**Exercise goal**
In the data that follows, count the lines in which the word "Outdoor" occurs, and report that figure alone.

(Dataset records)
__________________________________________________

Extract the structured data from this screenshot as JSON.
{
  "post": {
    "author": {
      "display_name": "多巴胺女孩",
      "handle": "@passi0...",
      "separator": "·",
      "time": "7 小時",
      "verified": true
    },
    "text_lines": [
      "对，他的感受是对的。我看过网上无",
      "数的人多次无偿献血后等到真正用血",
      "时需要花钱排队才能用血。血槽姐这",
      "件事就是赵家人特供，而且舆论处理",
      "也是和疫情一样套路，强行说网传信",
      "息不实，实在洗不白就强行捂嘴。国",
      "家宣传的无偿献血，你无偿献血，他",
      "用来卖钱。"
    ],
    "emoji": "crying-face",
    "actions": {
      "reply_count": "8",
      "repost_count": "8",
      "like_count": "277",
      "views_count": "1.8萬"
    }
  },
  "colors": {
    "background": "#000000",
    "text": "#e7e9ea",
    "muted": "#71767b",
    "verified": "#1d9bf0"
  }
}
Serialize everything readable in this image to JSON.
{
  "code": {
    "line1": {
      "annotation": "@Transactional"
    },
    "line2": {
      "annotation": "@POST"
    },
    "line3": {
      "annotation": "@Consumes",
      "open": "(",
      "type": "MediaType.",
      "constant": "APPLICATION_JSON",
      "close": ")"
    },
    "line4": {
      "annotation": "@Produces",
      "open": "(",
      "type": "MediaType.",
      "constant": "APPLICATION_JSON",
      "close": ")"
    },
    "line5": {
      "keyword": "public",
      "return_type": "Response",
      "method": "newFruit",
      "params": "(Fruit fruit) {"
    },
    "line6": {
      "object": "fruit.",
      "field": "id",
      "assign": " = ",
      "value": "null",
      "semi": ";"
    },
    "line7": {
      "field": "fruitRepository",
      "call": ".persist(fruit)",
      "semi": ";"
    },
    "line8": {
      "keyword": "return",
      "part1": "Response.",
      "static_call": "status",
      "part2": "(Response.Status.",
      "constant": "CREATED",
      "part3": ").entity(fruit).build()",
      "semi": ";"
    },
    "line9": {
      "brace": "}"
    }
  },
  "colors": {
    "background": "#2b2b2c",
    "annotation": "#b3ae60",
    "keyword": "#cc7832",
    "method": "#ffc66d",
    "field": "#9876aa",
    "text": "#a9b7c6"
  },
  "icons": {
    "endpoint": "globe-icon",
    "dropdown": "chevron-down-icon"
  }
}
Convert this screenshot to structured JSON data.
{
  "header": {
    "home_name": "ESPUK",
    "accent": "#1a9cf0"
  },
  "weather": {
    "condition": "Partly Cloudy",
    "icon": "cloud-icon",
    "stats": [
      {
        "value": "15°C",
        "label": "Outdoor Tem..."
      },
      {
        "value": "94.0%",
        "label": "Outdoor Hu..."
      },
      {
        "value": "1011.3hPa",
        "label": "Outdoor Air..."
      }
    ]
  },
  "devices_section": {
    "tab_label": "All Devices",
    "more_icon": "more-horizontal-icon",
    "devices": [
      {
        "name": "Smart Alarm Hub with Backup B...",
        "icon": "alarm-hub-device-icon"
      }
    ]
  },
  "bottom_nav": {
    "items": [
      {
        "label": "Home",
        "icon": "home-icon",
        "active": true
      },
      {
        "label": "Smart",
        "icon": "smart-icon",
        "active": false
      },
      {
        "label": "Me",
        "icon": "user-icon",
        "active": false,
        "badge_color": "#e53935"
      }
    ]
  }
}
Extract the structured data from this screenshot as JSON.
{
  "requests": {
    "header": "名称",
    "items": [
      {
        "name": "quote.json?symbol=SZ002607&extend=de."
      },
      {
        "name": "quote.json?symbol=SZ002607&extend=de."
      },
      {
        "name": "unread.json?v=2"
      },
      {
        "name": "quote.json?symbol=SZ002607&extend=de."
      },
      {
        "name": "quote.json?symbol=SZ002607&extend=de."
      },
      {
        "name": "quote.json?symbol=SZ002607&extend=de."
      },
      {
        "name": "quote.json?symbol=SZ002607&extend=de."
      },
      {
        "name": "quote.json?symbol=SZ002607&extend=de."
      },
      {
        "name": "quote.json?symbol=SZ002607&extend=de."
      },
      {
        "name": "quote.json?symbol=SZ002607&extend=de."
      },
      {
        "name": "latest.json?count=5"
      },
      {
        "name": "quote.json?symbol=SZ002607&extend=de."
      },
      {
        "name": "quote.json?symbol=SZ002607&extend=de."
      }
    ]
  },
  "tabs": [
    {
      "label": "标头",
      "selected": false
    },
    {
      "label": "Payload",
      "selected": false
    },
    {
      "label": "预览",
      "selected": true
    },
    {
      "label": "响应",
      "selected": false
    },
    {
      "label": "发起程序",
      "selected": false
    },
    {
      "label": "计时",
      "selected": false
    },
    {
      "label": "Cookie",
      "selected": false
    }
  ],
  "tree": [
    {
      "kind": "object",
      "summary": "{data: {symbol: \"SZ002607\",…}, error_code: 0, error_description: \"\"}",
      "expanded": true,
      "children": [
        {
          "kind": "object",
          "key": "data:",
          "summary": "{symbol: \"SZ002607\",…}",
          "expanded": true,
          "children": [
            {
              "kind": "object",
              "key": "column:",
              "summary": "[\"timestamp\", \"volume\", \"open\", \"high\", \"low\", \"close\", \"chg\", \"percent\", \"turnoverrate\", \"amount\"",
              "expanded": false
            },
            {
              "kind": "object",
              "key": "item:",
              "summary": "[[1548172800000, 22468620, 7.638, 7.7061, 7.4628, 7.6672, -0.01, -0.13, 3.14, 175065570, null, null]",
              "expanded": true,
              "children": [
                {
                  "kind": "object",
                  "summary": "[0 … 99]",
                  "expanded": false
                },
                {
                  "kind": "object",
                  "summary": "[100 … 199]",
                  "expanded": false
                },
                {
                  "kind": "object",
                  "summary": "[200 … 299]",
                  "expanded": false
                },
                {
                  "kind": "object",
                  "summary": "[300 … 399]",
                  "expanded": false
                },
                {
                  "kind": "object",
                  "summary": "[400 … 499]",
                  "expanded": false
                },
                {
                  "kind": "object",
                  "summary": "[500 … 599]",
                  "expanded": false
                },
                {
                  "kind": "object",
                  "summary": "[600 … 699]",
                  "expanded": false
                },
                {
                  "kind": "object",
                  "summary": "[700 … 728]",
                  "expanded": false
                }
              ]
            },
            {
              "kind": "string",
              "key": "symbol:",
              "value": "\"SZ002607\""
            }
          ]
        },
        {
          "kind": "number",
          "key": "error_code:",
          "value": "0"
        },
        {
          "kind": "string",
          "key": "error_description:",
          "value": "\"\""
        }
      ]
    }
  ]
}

__________________________________________________

**Expected answer**
3